▼
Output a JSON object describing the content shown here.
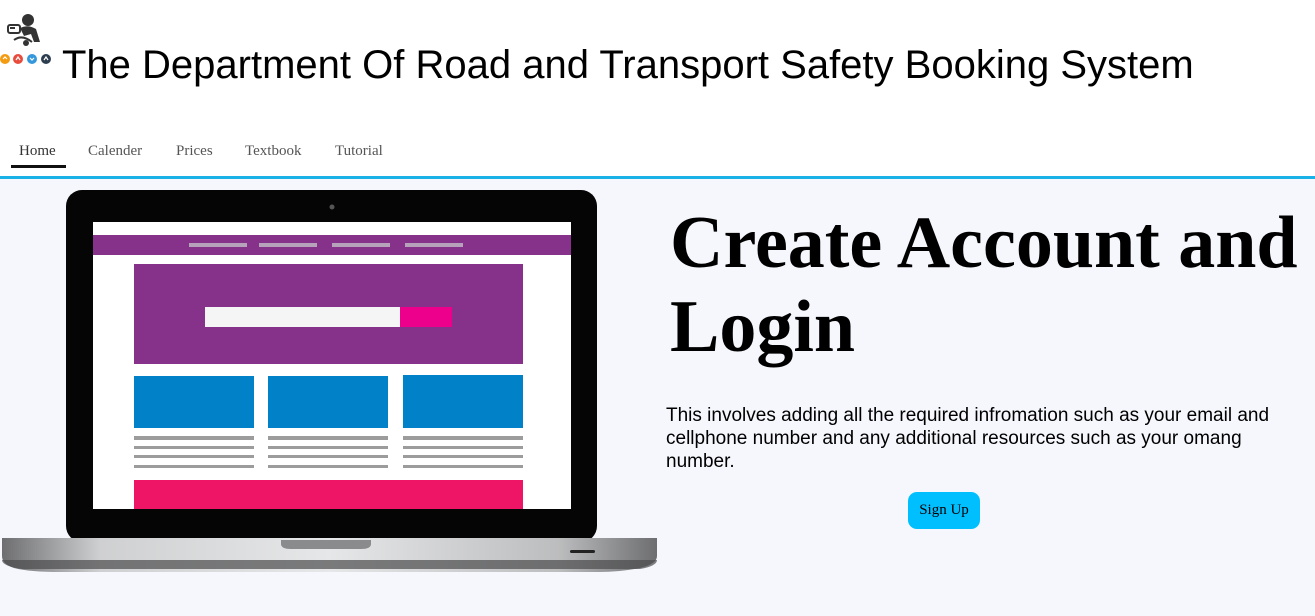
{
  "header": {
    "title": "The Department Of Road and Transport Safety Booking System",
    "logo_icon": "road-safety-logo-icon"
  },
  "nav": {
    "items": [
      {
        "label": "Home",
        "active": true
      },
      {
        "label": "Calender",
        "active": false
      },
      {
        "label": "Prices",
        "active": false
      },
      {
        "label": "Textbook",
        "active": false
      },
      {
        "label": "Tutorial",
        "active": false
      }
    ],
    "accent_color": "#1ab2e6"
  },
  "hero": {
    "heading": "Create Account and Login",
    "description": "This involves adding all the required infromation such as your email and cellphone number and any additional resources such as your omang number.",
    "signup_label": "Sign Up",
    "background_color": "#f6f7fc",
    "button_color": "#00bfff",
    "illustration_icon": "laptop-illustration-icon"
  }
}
▲
▼
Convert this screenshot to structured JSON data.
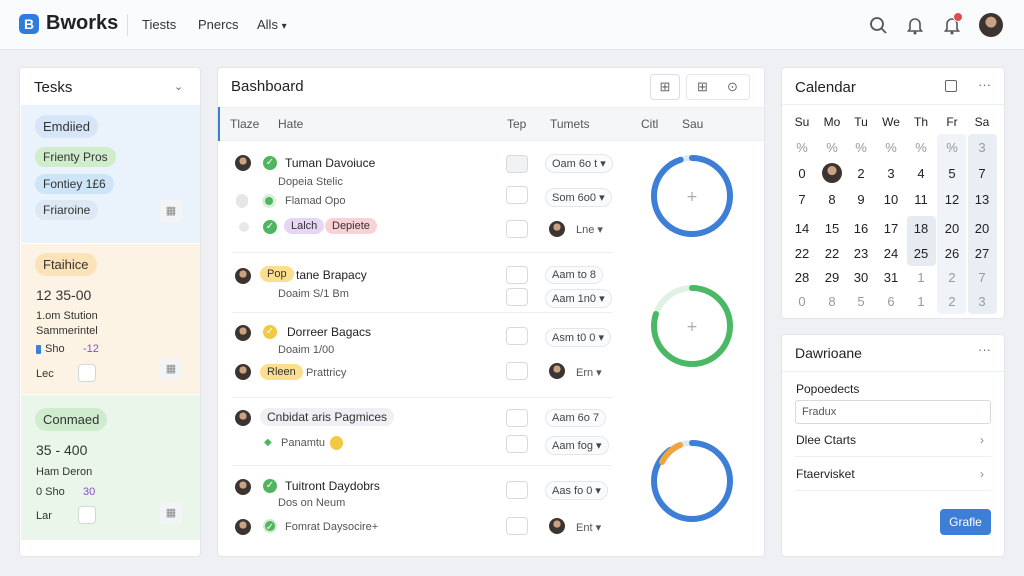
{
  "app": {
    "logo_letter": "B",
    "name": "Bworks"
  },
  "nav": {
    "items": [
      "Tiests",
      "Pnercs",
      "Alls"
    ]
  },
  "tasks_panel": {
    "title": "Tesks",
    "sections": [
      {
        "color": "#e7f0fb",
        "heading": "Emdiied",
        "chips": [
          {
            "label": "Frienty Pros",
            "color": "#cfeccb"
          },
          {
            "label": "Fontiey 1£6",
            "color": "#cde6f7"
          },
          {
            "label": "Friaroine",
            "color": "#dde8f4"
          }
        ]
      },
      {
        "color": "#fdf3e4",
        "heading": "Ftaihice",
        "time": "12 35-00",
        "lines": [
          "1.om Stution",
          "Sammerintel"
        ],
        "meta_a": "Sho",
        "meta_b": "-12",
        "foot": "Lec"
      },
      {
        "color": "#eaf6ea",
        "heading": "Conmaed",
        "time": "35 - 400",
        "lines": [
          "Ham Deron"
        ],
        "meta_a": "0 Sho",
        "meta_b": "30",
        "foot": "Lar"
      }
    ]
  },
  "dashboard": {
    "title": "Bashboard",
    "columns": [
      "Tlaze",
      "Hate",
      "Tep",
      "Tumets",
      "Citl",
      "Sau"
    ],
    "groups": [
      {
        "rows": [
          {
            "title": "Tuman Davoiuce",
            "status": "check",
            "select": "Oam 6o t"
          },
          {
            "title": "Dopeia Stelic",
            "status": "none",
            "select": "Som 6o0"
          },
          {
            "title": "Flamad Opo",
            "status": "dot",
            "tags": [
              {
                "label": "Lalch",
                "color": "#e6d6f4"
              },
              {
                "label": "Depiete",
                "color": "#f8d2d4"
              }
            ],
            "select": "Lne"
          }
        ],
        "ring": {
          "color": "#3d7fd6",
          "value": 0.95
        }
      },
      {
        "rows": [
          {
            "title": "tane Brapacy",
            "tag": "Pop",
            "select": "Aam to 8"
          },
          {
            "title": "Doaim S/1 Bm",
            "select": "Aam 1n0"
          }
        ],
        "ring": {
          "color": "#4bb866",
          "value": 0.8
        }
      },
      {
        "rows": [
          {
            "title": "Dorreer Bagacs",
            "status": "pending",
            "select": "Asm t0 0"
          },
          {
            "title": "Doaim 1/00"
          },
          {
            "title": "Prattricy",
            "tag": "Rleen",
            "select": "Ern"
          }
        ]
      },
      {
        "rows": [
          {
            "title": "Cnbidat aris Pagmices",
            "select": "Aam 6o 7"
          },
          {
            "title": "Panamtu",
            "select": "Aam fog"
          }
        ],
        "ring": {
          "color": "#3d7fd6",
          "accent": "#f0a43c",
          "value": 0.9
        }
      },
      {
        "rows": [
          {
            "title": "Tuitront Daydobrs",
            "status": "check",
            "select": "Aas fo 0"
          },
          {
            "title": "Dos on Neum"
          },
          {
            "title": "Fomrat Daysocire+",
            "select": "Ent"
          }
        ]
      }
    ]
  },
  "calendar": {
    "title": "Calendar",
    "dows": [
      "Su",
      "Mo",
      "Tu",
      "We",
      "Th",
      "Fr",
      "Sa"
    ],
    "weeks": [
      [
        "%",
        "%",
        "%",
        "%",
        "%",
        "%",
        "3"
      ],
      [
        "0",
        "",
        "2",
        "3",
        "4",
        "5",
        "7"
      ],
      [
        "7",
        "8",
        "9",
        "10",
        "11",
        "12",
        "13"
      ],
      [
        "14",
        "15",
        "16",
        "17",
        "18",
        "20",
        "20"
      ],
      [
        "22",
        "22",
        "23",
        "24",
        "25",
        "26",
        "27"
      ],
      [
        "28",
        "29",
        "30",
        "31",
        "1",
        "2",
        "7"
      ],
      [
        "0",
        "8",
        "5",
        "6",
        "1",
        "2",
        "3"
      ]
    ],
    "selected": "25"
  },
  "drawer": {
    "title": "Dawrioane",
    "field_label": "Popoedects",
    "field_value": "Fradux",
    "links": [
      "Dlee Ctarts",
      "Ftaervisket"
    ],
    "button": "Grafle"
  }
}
▲
**WHAT NEEDS TO BE DONE**
Your answer should be one number: the count of lines in the data above that include the word "JSON".

**SOLUTION FOR THIS TASK**
2